(Structured figure records)
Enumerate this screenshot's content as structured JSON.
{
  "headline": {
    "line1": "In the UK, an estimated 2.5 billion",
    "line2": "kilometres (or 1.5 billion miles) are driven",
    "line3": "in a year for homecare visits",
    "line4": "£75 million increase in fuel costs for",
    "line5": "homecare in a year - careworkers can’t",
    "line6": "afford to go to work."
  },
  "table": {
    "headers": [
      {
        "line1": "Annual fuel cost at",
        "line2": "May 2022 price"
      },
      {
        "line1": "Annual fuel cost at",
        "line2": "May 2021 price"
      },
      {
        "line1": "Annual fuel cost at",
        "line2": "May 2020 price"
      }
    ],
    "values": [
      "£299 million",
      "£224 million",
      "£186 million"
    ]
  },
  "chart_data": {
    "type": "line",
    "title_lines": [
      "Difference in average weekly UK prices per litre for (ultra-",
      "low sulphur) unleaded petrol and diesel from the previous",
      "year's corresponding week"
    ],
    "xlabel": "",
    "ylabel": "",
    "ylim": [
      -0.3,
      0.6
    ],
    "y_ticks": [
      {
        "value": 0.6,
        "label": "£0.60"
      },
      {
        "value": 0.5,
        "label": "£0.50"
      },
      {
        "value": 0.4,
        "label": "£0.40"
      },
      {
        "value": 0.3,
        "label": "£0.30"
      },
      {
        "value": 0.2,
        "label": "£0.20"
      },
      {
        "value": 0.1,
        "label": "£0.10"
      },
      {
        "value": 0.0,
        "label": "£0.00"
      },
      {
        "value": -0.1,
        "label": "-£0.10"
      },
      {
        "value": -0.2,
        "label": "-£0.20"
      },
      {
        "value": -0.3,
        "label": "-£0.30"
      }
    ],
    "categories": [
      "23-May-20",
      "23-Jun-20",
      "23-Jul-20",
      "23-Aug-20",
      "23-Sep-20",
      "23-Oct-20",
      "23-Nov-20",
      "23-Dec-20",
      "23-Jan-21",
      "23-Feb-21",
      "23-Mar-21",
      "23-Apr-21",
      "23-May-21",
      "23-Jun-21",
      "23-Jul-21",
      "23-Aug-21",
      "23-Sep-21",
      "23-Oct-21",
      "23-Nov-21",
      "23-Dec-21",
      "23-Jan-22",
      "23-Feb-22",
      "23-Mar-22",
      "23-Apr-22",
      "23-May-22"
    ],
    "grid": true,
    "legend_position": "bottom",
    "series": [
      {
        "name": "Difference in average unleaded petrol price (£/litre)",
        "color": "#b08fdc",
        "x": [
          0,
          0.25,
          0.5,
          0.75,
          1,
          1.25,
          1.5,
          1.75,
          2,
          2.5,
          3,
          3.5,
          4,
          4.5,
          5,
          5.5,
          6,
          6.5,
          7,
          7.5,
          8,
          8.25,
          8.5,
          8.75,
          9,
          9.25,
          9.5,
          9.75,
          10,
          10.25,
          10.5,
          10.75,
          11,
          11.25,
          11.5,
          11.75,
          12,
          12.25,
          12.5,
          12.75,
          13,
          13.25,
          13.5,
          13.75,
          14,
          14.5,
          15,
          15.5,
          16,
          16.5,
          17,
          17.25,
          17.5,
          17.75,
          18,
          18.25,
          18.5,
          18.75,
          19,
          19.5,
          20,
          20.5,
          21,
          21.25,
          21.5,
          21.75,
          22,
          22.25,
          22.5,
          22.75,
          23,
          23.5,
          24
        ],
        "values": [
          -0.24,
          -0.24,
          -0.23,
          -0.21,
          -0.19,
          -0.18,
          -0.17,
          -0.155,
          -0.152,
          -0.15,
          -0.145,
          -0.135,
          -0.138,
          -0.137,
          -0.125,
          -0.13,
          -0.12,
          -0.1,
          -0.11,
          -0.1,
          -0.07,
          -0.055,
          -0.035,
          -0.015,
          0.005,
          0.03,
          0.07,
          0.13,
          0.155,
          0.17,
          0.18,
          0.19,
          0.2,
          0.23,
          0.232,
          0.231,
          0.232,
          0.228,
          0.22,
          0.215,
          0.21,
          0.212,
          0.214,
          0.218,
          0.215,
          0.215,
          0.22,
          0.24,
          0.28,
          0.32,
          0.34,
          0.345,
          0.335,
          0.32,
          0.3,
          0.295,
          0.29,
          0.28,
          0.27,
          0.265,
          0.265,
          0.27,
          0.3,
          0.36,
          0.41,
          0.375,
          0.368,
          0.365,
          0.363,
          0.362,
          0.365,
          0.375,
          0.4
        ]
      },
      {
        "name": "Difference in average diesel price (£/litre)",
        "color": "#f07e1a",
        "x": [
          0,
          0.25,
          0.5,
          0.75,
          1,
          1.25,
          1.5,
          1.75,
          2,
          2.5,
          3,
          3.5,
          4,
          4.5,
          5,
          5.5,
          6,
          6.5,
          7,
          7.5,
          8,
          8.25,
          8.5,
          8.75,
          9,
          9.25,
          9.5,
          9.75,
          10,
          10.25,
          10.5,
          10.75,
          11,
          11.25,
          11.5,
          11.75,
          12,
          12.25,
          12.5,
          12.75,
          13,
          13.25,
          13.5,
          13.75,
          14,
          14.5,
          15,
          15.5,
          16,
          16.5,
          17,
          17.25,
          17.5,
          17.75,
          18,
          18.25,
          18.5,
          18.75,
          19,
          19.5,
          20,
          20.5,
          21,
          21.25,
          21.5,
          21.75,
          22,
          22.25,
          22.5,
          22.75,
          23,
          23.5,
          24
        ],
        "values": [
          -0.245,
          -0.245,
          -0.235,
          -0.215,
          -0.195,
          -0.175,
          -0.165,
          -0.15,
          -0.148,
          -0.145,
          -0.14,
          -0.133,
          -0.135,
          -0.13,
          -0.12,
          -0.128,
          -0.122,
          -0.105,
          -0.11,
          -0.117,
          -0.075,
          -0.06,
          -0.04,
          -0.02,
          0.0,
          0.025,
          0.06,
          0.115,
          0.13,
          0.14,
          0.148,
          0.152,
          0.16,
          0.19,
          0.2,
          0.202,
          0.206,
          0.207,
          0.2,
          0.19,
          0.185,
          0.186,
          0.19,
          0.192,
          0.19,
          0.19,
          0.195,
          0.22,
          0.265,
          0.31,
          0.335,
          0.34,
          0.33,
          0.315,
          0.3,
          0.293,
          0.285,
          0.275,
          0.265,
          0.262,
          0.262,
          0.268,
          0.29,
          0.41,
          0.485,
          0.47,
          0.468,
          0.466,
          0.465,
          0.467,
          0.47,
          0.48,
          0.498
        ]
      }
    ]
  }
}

- Short task: Pull out the lines above in which the word "homecare" appears.

- Solution for this exercise:
    "line3": "in a year for homecare visits",
    "line5": "homecare in a year - careworkers can’t",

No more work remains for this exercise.